Data records
# # # # # # #
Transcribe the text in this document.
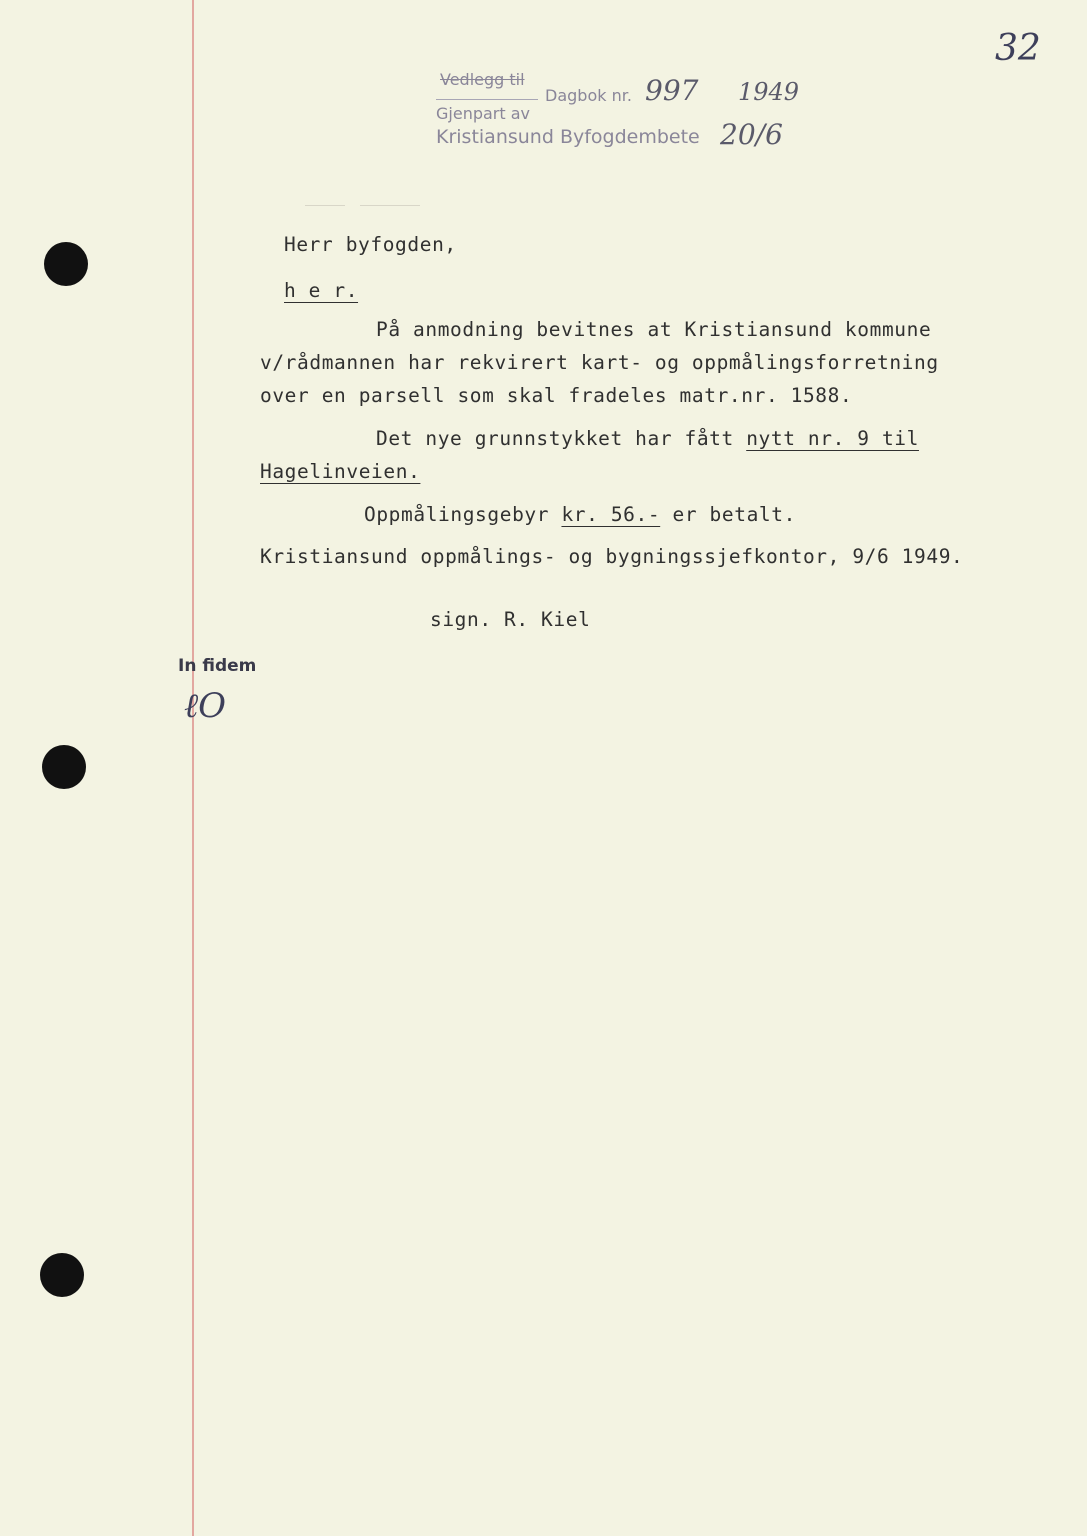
32
Vedlegg til
Gjenpart av
Dagbok nr. 997 1949
Kristiansund Byfogdembete 20/6
Herr byfogden,
h e r.
På anmodning bevitnes at Kristiansund kommune
v/rådmannen har rekvirert kart- og oppmålingsforretning
over en parsell som skal fradeles matr.nr. 1588.
Det nye grunnstykket har fått nytt nr. 9 til
Hagelinveien.
Oppmålingsgebyr kr. 56.- er betalt.
Kristiansund oppmålings- og bygningssjefkontor, 9/6 1949.
sign. R. Kiel
In fidem
ℓO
# # # # # # #
◆ TASK DESCRIPTION ◆
Working from the material above, transcribe it exactly while omitting pictures.

◆ FINISHED TASK ◆
Transcribe the text in this document.
32
Vedlegg til
Gjenpart av
Dagbok nr. 997 1949
Kristiansund Byfogdembete 20/6
Herr byfogden,
h e r.
På anmodning bevitnes at Kristiansund kommune
v/rådmannen har rekvirert kart- og oppmålingsforretning
over en parsell som skal fradeles matr.nr. 1588.
Det nye grunnstykket har fått nytt nr. 9 til
Hagelinveien.
Oppmålingsgebyr kr. 56.- er betalt.
Kristiansund oppmålings- og bygningssjefkontor, 9/6 1949.
sign. R. Kiel
In fidem
ℓO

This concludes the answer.